[begin EXCERPTED DATA]

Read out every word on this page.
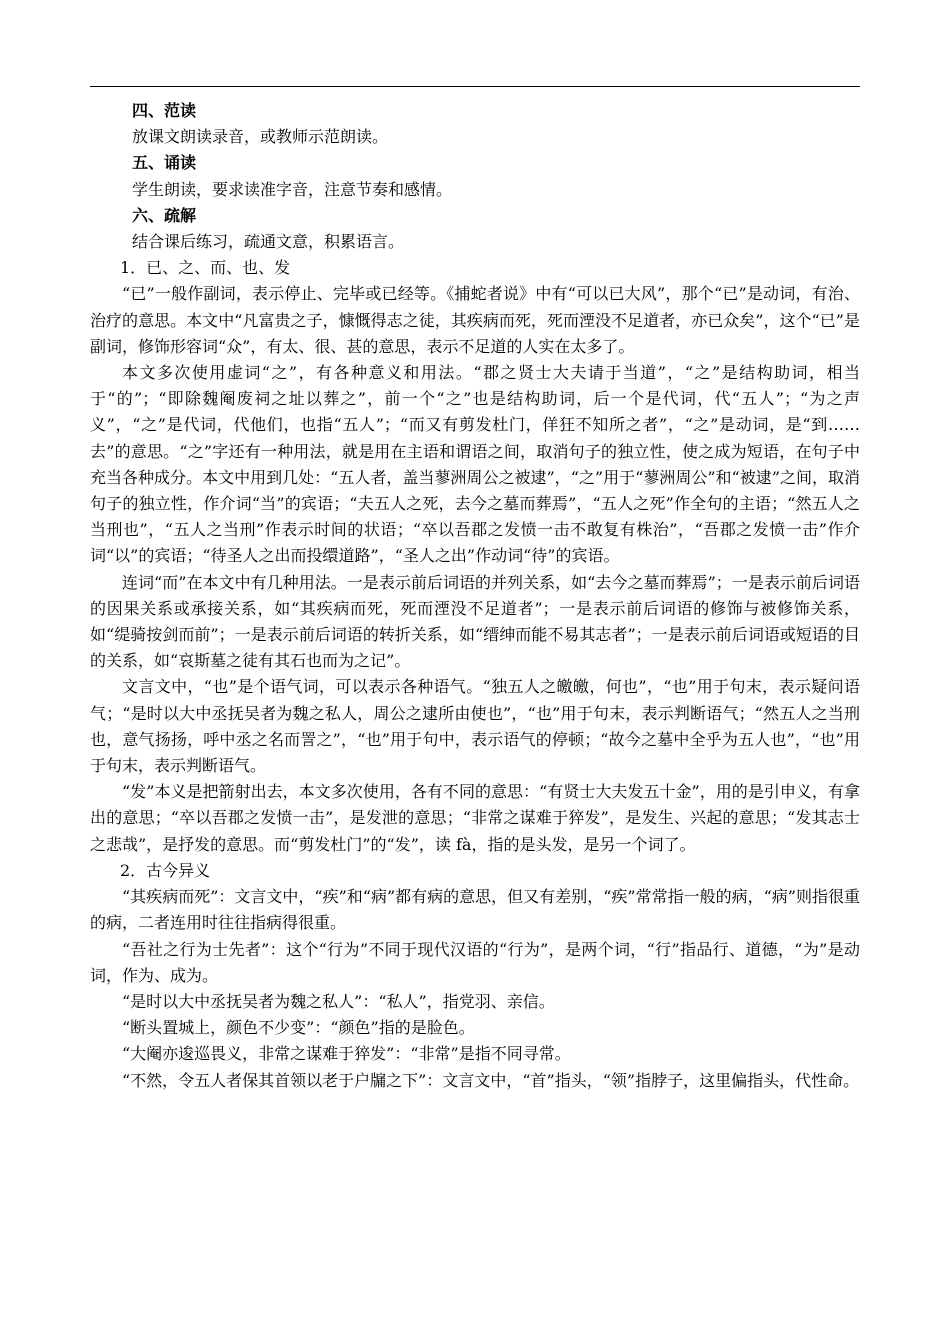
四、范读

放课文朗读录音，或教师示范朗读。

五、诵读

学生朗读，要求读准字音，注意节奏和感情。

六、疏解

结合课后练习，疏通文意，积累语言。

1．已、之、而、也、发

“已”一般作副词，表示停止、完毕或已经等。《捕蛇者说》中有“可以已大风”，那个“已”是动词，有治、治疗的意思。本文中“凡富贵之子，慷慨得志之徒，其疾病而死，死而湮没不足道者，亦已众矣”，这个“已”是副词，修饰形容词“众”，有太、很、甚的意思，表示不足道的人实在太多了。

本文多次使用虚词“之”，有各种意义和用法。“郡之贤士大夫请于当道”，“之”是结构助词，相当于“的”；“即除魏阉废祠之址以葬之”，前一个“之”也是结构助词，后一个是代词，代“五人”；“为之声义”，“之”是代词，代他们，也指“五人”；“而又有剪发杜门，佯狂不知所之者”，“之”是动词，是“到……去”的意思。“之”字还有一种用法，就是用在主语和谓语之间，取消句子的独立性，使之成为短语，在句子中充当各种成分。本文中用到几处：“五人者，盖当蓼洲周公之被逮”，“之”用于“蓼洲周公”和“被逮”之间，取消句子的独立性，作介词“当”的宾语；“夫五人之死，去今之墓而葬焉”，“五人之死”作全句的主语；“然五人之当刑也”，“五人之当刑”作表示时间的状语；“卒以吾郡之发愤一击不敢复有株治”，“吾郡之发愤一击”作介词“以”的宾语；“待圣人之出而投缳道路”，“圣人之出”作动词“待”的宾语。

连词“而”在本文中有几种用法。一是表示前后词语的并列关系，如“去今之墓而葬焉”；一是表示前后词语的因果关系或承接关系，如“其疾病而死，死而湮没不足道者”；一是表示前后词语的修饰与被修饰关系，如“缇骑按剑而前”；一是表示前后词语的转折关系，如“缙绅而能不易其志者”；一是表示前后词语或短语的目的关系，如“哀斯墓之徒有其石也而为之记”。

文言文中，“也”是个语气词，可以表示各种语气。“独五人之皦皦，何也”，“也”用于句末，表示疑问语气；“是时以大中丞抚吴者为魏之私人，周公之逮所由使也”，“也”用于句末，表示判断语气；“然五人之当刑也，意气扬扬，呼中丞之名而詈之”，“也”用于句中，表示语气的停顿；“故今之墓中全乎为五人也”，“也”用于句末，表示判断语气。

“发”本义是把箭射出去，本文多次使用，各有不同的意思：“有贤士大夫发五十金”，用的是引申义，有拿出的意思；“卒以吾郡之发愤一击”，是发泄的意思；“非常之谋难于猝发”，是发生、兴起的意思；“发其志士之悲哉”，是抒发的意思。而“剪发杜门”的“发”，读 fà，指的是头发，是另一个词了。

2．古今异义

“其疾病而死”：文言文中，“疾”和“病”都有病的意思，但又有差别，“疾”常常指一般的病，“病”则指很重的病，二者连用时往往指病得很重。

“吾社之行为士先者”：这个“行为”不同于现代汉语的“行为”，是两个词，“行”指品行、道德，“为”是动词，作为、成为。

“是时以大中丞抚吴者为魏之私人”：“私人”，指党羽、亲信。

“断头置城上，颜色不少变”：“颜色”指的是脸色。

“大阉亦逡巡畏义，非常之谋难于猝发”：“非常”是指不同寻常。

“不然，令五人者保其首领以老于户牖之下”：文言文中，“首”指头，“领”指脖子，这里偏指头，代性命。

[end EXCERPTED DATA]

**GIVEN INSTRUCTION**: Identify the lines in the entries above that contain "文言文中", then copy them out.

**THE OUTPUT**:
文言文中，“也”是个语气词，可以表示各种语气。“独五人之皦皦，何也”，“也”用于句末，表示疑问语气；“是时以大中丞抚吴者为魏之私人，周公之逮所由使也”，“也”用于句末，表示判断语气；“然五人之当刑也，意气扬扬，呼中丞之名而詈之”，“也”用于句中，表示语气的停顿；“故今之墓中全乎为五人也”，“也”用于句末，表示判断语气。
“其疾病而死”：文言文中，“疾”和“病”都有病的意思，但又有差别，“疾”常常指一般的病，“病”则指很重的病，二者连用时往往指病得很重。
“不然，令五人者保其首领以老于户牖之下”：文言文中，“首”指头，“领”指脖子，这里偏指头，代性命。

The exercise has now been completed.